## OBJECTIVE
Please list all lines of the material below in which the string "ขนาดอเมร" occurs.

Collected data
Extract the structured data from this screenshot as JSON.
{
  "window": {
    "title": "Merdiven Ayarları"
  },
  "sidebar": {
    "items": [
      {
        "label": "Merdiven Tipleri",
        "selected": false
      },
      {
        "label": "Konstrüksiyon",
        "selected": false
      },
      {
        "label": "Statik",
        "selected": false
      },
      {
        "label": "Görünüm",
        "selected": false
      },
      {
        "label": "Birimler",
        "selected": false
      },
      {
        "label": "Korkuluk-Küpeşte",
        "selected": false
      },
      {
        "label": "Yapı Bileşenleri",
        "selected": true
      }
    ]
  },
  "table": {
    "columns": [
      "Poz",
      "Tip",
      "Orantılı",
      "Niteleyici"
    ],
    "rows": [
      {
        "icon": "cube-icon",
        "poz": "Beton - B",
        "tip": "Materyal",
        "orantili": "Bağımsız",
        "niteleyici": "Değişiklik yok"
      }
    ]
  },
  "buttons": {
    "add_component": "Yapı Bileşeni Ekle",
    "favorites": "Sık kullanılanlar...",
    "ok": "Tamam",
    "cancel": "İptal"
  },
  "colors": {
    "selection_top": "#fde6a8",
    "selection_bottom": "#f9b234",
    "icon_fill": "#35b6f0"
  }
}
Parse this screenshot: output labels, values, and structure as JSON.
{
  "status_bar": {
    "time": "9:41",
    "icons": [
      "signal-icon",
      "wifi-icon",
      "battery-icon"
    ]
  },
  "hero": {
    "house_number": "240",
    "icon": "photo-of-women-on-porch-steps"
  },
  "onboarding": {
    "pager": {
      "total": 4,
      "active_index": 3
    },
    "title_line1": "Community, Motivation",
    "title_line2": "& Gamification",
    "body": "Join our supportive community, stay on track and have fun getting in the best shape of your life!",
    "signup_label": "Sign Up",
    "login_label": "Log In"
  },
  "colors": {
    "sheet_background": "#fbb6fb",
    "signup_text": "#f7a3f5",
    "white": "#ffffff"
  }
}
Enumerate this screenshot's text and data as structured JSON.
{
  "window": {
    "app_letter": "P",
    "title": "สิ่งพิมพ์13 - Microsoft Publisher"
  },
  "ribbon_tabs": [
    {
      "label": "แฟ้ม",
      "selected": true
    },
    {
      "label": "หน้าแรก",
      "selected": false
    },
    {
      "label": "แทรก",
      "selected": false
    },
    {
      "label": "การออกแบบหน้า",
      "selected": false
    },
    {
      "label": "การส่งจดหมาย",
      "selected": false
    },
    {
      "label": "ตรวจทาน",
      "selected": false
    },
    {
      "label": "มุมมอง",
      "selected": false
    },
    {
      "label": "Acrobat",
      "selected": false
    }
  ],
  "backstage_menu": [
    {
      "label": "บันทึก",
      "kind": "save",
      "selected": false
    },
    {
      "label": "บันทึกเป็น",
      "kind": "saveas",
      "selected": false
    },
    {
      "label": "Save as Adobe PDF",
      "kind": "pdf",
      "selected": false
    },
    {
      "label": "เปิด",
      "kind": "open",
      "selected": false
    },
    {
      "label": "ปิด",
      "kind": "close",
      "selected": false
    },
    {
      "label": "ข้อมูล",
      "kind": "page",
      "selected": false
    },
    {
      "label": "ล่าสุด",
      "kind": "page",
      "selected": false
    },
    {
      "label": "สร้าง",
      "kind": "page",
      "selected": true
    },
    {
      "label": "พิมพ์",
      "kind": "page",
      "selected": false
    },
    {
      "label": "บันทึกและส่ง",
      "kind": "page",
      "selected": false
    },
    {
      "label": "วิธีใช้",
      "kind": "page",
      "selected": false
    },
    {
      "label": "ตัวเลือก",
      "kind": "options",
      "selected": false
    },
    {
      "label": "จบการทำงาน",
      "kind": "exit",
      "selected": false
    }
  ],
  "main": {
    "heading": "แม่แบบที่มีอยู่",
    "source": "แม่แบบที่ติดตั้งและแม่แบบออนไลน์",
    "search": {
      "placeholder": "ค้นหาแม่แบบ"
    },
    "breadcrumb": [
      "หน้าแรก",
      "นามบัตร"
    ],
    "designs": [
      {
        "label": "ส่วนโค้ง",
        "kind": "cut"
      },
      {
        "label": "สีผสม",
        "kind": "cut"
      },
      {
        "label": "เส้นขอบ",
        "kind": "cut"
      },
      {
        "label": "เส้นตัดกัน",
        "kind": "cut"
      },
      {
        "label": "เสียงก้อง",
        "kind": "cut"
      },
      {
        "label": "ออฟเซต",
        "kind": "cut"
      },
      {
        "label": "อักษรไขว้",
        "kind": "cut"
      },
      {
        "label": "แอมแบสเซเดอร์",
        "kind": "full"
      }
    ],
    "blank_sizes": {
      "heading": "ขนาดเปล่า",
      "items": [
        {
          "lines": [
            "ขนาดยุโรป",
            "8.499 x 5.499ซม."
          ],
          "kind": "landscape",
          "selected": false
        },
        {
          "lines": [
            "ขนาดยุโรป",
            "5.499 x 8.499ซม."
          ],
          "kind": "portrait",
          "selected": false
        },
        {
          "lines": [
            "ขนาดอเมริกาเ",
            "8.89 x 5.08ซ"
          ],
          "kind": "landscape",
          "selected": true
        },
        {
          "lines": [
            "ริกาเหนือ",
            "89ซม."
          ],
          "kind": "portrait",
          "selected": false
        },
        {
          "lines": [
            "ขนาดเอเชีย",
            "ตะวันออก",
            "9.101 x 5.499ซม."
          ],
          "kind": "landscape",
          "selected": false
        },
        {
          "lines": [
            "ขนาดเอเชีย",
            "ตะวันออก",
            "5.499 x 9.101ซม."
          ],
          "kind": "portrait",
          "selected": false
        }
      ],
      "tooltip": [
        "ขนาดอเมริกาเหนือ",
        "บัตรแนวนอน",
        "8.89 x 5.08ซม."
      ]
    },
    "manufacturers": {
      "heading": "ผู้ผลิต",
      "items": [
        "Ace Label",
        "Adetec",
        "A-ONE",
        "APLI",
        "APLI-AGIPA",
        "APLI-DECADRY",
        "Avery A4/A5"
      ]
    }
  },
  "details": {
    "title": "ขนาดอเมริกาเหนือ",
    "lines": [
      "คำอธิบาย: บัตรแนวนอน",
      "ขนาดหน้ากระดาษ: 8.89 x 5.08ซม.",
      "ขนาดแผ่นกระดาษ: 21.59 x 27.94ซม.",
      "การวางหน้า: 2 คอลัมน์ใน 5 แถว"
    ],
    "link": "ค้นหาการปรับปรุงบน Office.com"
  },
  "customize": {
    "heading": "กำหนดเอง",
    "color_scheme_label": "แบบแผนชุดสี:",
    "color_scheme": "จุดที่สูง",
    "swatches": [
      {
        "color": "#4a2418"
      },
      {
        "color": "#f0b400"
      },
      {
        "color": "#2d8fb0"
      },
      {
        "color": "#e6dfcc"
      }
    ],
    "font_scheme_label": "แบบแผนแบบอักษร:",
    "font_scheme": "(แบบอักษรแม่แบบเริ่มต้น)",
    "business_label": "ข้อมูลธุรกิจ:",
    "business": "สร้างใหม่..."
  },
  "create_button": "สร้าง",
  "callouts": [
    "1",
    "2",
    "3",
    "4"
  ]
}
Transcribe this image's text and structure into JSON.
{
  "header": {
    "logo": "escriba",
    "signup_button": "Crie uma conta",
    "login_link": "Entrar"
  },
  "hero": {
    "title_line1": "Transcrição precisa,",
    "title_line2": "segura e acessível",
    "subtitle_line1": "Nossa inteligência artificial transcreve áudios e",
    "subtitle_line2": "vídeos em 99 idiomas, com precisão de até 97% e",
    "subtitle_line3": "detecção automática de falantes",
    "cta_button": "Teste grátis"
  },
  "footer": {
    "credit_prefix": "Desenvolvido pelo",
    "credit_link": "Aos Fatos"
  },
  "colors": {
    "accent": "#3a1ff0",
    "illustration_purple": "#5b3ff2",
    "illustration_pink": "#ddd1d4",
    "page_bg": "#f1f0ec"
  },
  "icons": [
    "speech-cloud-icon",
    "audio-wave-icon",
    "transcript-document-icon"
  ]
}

## ANSWER TO THIS TASK
            "ขนาดอเมริกาเ",
        "ขนาดอเมริกาเหนือ",
    "title": "ขนาดอเมริกาเหนือ",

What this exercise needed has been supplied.